Select each line where the word "Ilmoituksen" appears.

--- start of Supplied information ---

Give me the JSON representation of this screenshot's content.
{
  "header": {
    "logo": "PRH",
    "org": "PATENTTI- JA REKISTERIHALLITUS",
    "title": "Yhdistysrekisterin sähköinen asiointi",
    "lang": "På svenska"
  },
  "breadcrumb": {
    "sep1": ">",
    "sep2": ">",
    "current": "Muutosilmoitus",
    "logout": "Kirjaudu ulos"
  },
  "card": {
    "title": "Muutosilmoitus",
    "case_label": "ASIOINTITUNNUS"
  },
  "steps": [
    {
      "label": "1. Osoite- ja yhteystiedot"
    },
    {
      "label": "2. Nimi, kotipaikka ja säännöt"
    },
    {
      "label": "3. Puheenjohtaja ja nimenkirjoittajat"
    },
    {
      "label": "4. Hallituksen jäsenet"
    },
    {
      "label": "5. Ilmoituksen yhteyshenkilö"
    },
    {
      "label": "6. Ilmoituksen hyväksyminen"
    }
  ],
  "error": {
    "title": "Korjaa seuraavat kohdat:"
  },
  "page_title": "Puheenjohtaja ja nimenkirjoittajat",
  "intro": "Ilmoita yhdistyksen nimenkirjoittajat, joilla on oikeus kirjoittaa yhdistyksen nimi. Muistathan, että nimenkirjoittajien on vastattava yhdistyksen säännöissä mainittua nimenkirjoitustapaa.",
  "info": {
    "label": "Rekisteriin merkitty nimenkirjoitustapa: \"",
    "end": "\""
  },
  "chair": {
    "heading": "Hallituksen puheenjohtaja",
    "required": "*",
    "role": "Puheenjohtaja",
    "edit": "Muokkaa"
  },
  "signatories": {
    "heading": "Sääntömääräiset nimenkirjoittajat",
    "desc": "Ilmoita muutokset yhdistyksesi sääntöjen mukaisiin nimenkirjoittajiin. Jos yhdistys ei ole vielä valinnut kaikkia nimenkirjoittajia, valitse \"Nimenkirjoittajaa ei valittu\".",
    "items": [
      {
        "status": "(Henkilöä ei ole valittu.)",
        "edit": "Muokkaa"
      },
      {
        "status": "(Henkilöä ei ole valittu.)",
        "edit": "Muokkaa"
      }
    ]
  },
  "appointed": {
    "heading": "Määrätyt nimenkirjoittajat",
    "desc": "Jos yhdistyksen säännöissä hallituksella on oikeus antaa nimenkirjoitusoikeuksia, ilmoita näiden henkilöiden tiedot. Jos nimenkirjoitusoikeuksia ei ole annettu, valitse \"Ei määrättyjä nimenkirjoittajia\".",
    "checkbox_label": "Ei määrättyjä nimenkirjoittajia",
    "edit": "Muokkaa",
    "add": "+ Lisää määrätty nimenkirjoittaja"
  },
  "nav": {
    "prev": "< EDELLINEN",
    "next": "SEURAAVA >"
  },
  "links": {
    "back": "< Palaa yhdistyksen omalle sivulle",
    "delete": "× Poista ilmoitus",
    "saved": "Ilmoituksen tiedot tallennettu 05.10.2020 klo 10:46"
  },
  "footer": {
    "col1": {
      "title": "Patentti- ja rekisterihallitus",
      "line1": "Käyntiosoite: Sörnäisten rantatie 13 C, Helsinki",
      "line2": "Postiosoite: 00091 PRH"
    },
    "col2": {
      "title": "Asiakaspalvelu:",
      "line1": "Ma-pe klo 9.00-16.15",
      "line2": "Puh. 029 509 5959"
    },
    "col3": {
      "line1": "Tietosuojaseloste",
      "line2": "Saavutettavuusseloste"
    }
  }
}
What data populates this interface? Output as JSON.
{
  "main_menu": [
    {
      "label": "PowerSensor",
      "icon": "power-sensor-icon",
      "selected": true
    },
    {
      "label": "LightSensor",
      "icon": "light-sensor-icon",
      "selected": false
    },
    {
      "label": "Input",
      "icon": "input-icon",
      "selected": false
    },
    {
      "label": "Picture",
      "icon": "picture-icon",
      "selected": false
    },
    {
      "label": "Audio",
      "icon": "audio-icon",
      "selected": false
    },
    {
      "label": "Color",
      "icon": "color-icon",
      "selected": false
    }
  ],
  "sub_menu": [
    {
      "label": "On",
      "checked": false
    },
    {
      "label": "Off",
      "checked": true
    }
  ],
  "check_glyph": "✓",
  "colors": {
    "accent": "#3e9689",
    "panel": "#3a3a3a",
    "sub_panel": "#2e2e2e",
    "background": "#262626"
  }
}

--- end of Supplied information ---

Written answer:
      "label": "5. Ilmoituksen yhteyshenkilö"
      "label": "6. Ilmoituksen hyväksyminen"
    "saved": "Ilmoituksen tiedot tallennettu 05.10.2020 klo 10:46"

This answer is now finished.